◆ THE PROBLEM: Begin at the line that contains "What does this" and quote each line exactly through the last one. Leave pictures out.

◆ STORED RECORDS:

___

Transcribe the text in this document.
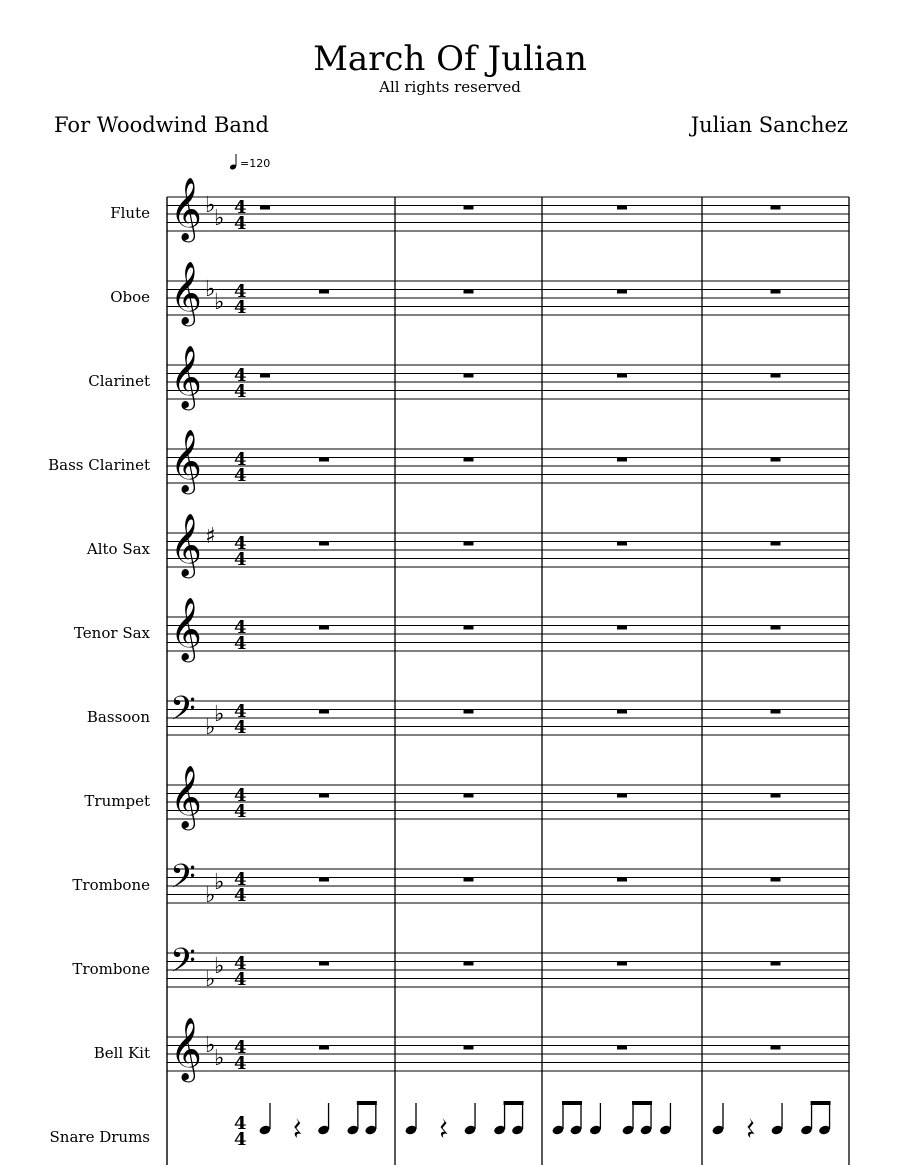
March Of Julian
All rights reserved
For Woodwind Band	Julian Sanchez
𝄞 ♭
♭ 4
4
𝄞 ♭
♭ 4
4
𝄞 4
4
𝄞 4
4
𝄞 ♯ 4
4
𝄞 4
4
𝄢 ♭
♭ 4
4
𝄞 4
4
𝄢 ♭
♭ 4
4
𝄢 ♭
♭ 4
4
𝄞 ♭
♭ 4
4
4
4
Flute
Oboe
Clarinet
Bass Clarinet
Alto Sax
Tenor Sax
Bassoon
Trumpet
Trombone
Trombone
Bell Kit
Snare Drums
=120
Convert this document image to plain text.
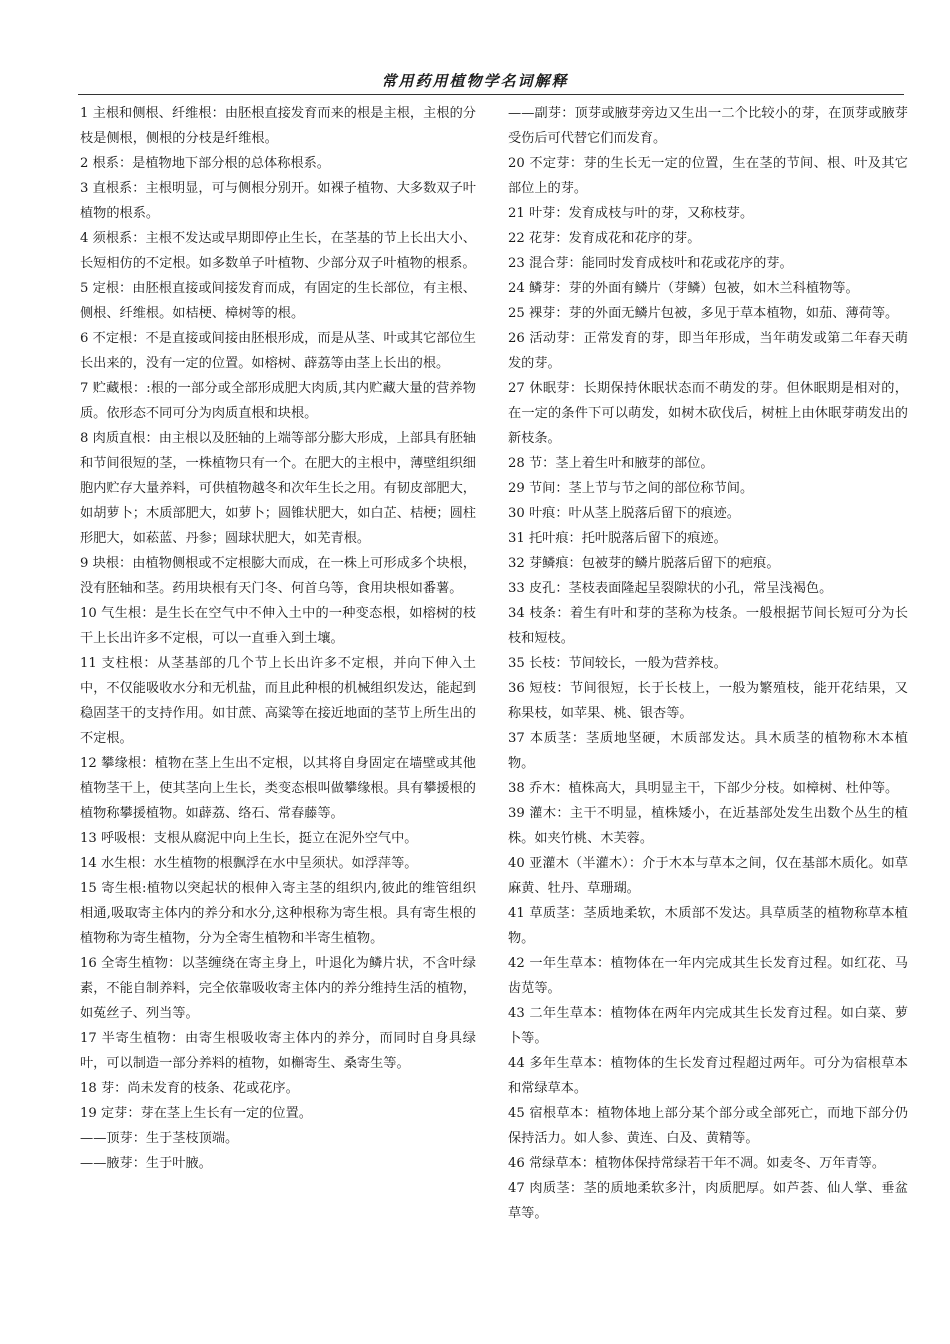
常用药用植物学名词解释

1 主根和侧根、纤维根：由胚根直接发育而来的根是主根，主根的分枝是侧根，侧根的分枝是纤维根。

2 根系：是植物地下部分根的总体称根系。

3 直根系：主根明显，可与侧根分别开。如裸子植物、大多数双子叶植物的根系。

4 须根系：主根不发达或早期即停止生长，在茎基的节上长出大小、长短相仿的不定根。如多数单子叶植物、少部分双子叶植物的根系。

5 定根：由胚根直接或间接发育而成，有固定的生长部位，有主根、侧根、纤维根。如桔梗、樟树等的根。

6 不定根：不是直接或间接由胚根形成，而是从茎、叶或其它部位生长出来的，没有一定的位置。如榕树、薜荔等由茎上长出的根。

7 贮藏根：:根的一部分或全部形成肥大肉质,其内贮藏大量的营养物质。依形态不同可分为肉质直根和块根。

8 肉质直根：由主根以及胚轴的上端等部分膨大形成，上部具有胚轴和节间很短的茎，一株植物只有一个。在肥大的主根中，薄壁组织细胞内贮存大量养料，可供植物越冬和次年生长之用。有韧皮部肥大，如胡萝卜；木质部肥大，如萝卜；圆锥状肥大，如白芷、桔梗；圆柱形肥大，如菘蓝、丹参；圆球状肥大，如芜青根。

9 块根：由植物侧根或不定根膨大而成，在一株上可形成多个块根，没有胚轴和茎。药用块根有天门冬、何首乌等，食用块根如番薯。

10 气生根：是生长在空气中不伸入土中的一种变态根，如榕树的枝干上长出许多不定根，可以一直垂入到土壤。

11 支柱根：从茎基部的几个节上长出许多不定根，并向下伸入土中，不仅能吸收水分和无机盐，而且此种根的机械组织发达，能起到稳固茎干的支持作用。如甘蔗、高粱等在接近地面的茎节上所生出的不定根。

12 攀缘根：植物在茎上生出不定根，以其将自身固定在墙壁或其他植物茎干上，使其茎向上生长，类变态根叫做攀缘根。具有攀援根的植物称攀援植物。如薜荔、络石、常春藤等。

13 呼吸根：支根从腐泥中向上生长，挺立在泥外空气中。

14 水生根：水生植物的根飘浮在水中呈须状。如浮萍等。

15 寄生根:植物以突起状的根伸入寄主茎的组织内,彼此的维管组织相通,吸取寄主体内的养分和水分,这种根称为寄生根。具有寄生根的植物称为寄生植物，分为全寄生植物和半寄生植物。

16 全寄生植物：以茎缠绕在寄主身上，叶退化为鳞片状，不含叶绿素，不能自制养料，完全依靠吸收寄主体内的养分维持生活的植物，如菟丝子、列当等。

17 半寄生植物：由寄生根吸收寄主体内的养分，而同时自身具绿叶，可以制造一部分养料的植物，如槲寄生、桑寄生等。

18 芽：尚未发育的枝条、花或花序。

19 定芽：芽在茎上生长有一定的位置。

——顶芽：生于茎枝顶端。

——腋芽：生于叶腋。

——副芽：顶芽或腋芽旁边又生出一二个比较小的芽，在顶芽或腋芽受伤后可代替它们而发育。

20 不定芽：芽的生长无一定的位置，生在茎的节间、根、叶及其它部位上的芽。

21 叶芽：发育成枝与叶的芽，又称枝芽。

22 花芽：发育成花和花序的芽。

23 混合芽：能同时发育成枝叶和花或花序的芽。

24 鳞芽：芽的外面有鳞片（芽鳞）包被，如木兰科植物等。

25 裸芽：芽的外面无鳞片包被，多见于草本植物，如茄、薄荷等。

26 活动芽：正常发育的芽，即当年形成，当年萌发或第二年春天萌发的芽。

27 休眠芽：长期保持休眠状态而不萌发的芽。但休眠期是相对的，在一定的条件下可以萌发，如树木砍伐后，树桩上由休眠芽萌发出的新枝条。

28 节：茎上着生叶和腋芽的部位。

29 节间：茎上节与节之间的部位称节间。

30 叶痕：叶从茎上脱落后留下的痕迹。

31 托叶痕：托叶脱落后留下的痕迹。

32 芽鳞痕：包被芽的鳞片脱落后留下的疤痕。

33 皮孔：茎枝表面隆起呈裂隙状的小孔，常呈浅褐色。

34 枝条：着生有叶和芽的茎称为枝条。一般根据节间长短可分为长枝和短枝。

35 长枝：节间较长，一般为营养枝。

36 短枝：节间很短，长于长枝上，一般为繁殖枝，能开花结果，又称果枝，如苹果、桃、银杏等。

37 本质茎：茎质地坚硬，木质部发达。具木质茎的植物称木本植物。

38 乔木：植株高大，具明显主干，下部少分枝。如樟树、杜仲等。

39 灌木：主干不明显，植株矮小，在近基部处发生出数个丛生的植株。如夹竹桃、木芙蓉。

40 亚灌木（半灌木）：介于木本与草本之间，仅在基部木质化。如草麻黄、牡丹、草珊瑚。

41 草质茎：茎质地柔软，木质部不发达。具草质茎的植物称草本植物。

42 一年生草本：植物体在一年内完成其生长发育过程。如红花、马齿苋等。

43 二年生草本：植物体在两年内完成其生长发育过程。如白菜、萝卜等。

44 多年生草本：植物体的生长发育过程超过两年。可分为宿根草本和常绿草本。

45 宿根草本：植物体地上部分某个部分或全部死亡，而地下部分仍保持活力。如人参、黄连、白及、黄精等。

46 常绿草本：植物体保持常绿若干年不凋。如麦冬、万年青等。

47 肉质茎：茎的质地柔软多汁，肉质肥厚。如芦荟、仙人掌、垂盆草等。
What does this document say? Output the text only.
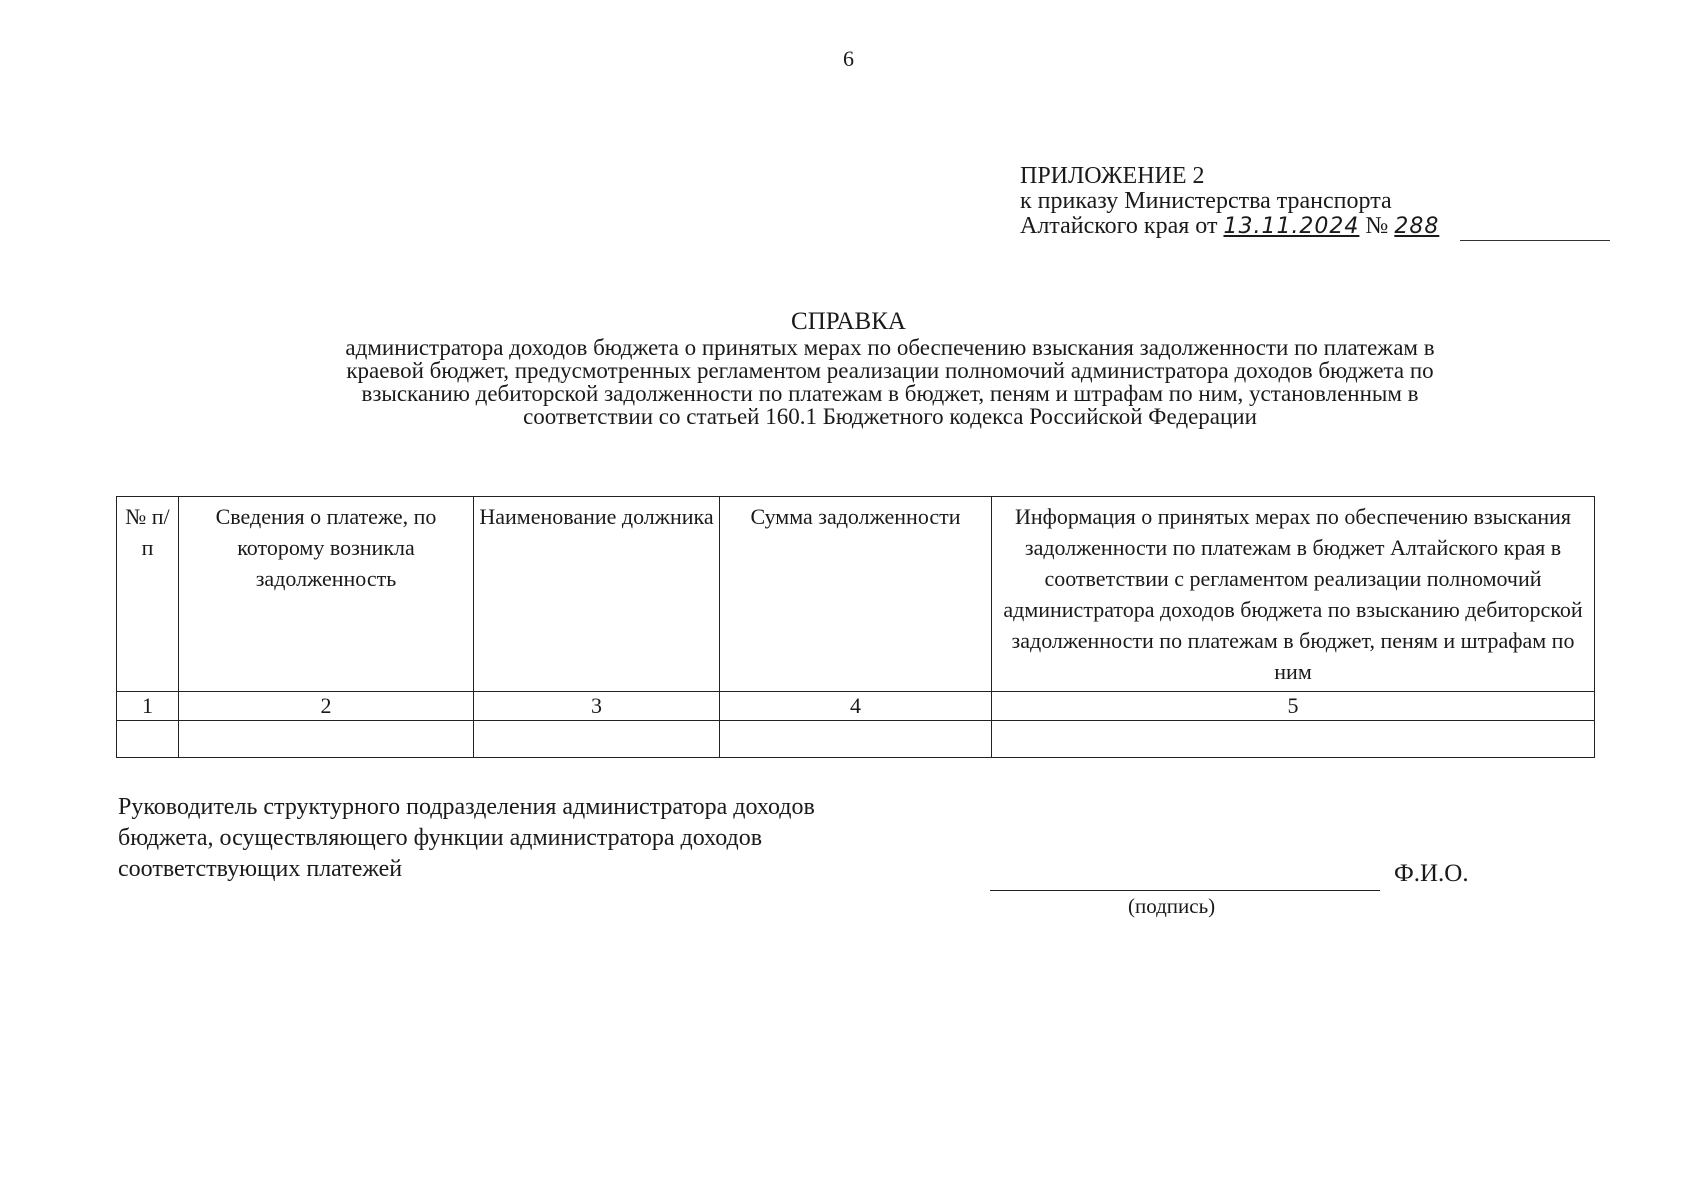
6
ПРИЛОЖЕНИЕ 2
к приказу Министерства транспорта
Алтайского края от 13.11.2024 № 288
СПРАВКА
администратора доходов бюджета о принятых мерах по обеспечению взыскания задолженности по платежам в
краевой бюджет, предусмотренных регламентом реализации полномочий администратора доходов бюджета по
взысканию дебиторской задолженности по платежам в бюджет, пеням и штрафам по ним, установленным в
соответствии со статьей 160.1 Бюджетного кодекса Российской Федерации
№ п/п	Сведения о платеже, по которому возникла задолженность	Наименование должника	Сумма задолженности	Информация о принятых мерах по обеспечению взыскания задолженности по платежам в бюджет Алтайского края в соответствии с регламентом реализации полномочий администратора доходов бюджета по взысканию дебиторской задолженности по платежам в бюджет, пеням и штрафам по ним
1	2	3	4	5

Руководитель структурного подразделения администратора доходов
бюджета, осуществляющего функции администратора доходов
соответствующих платежей
(подпись)
Ф.И.О.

___

◆ SOLVED PROBLEM:
What does this document say? Output the text only.
6
ПРИЛОЖЕНИЕ 2
к приказу Министерства транспорта
Алтайского края от 13.11.2024 № 288
СПРАВКА
администратора доходов бюджета о принятых мерах по обеспечению взыскания задолженности по платежам в
краевой бюджет, предусмотренных регламентом реализации полномочий администратора доходов бюджета по
взысканию дебиторской задолженности по платежам в бюджет, пеням и штрафам по ним, установленным в
соответствии со статьей 160.1 Бюджетного кодекса Российской Федерации
№ п/п	Сведения о платеже, по которому возникла задолженность	Наименование должника	Сумма задолженности	Информация о принятых мерах по обеспечению взыскания задолженности по платежам в бюджет Алтайского края в соответствии с регламентом реализации полномочий администратора доходов бюджета по взысканию дебиторской задолженности по платежам в бюджет, пеням и штрафам по ним
1	2	3	4	5

Руководитель структурного подразделения администратора доходов
бюджета, осуществляющего функции администратора доходов
соответствующих платежей
(подпись)
Ф.И.О.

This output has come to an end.